WHAT IS ASKED: Without the pictures, print each of the records below exactly as it appears.

Data entries:
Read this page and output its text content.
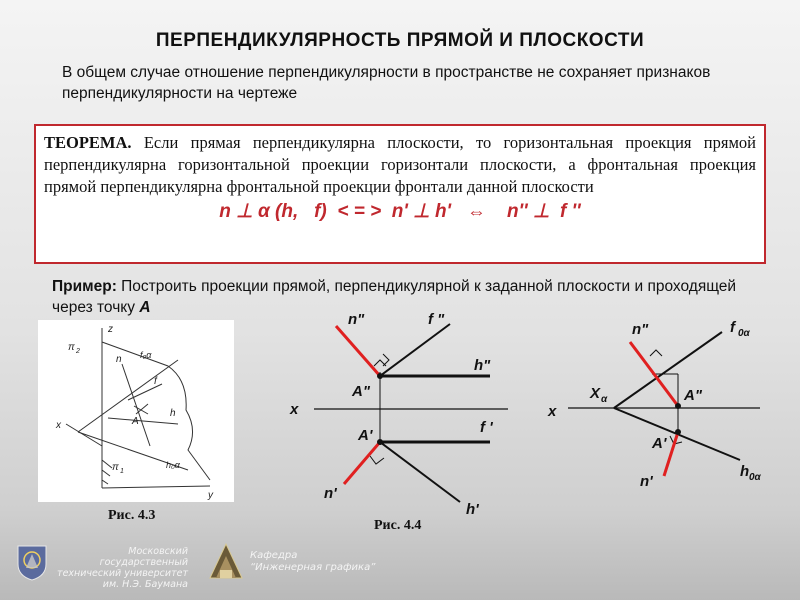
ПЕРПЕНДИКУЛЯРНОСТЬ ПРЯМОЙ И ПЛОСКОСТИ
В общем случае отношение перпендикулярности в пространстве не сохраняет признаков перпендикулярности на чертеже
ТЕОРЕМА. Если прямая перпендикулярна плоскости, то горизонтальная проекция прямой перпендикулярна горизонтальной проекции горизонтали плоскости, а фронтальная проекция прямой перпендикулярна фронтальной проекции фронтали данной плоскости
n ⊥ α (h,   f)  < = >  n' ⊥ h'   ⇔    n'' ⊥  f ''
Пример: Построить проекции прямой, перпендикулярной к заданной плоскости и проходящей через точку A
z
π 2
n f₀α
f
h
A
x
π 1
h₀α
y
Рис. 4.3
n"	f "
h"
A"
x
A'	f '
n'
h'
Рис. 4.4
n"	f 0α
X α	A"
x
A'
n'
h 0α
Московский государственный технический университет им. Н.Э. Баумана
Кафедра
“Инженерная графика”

FULL OUTPUT:
Read this page and output its text content.
ПЕРПЕНДИКУЛЯРНОСТЬ ПРЯМОЙ И ПЛОСКОСТИ
В общем случае отношение перпендикулярности в пространстве не сохраняет признаков перпендикулярности на чертеже
ТЕОРЕМА. Если прямая перпендикулярна плоскости, то горизонтальная проекция прямой перпендикулярна горизонтальной проекции горизонтали плоскости, а фронтальная проекция прямой перпендикулярна фронтальной проекции фронтали данной плоскости
n ⊥ α (h,   f)  < = >  n' ⊥ h'   ⇔    n'' ⊥  f ''
Пример: Построить проекции прямой, перпендикулярной к заданной плоскости и проходящей через точку A
z
π 2
n f₀α
f
h
A
x
π 1
h₀α
y
Рис. 4.3
n"	f "
h"
A"
x
A'	f '
n'
h'
Рис. 4.4
n"	f 0α
X α	A"
x
A'
n'
h 0α
Московский государственный технический университет им. Н.Э. Баумана
Кафедра
“Инженерная графика”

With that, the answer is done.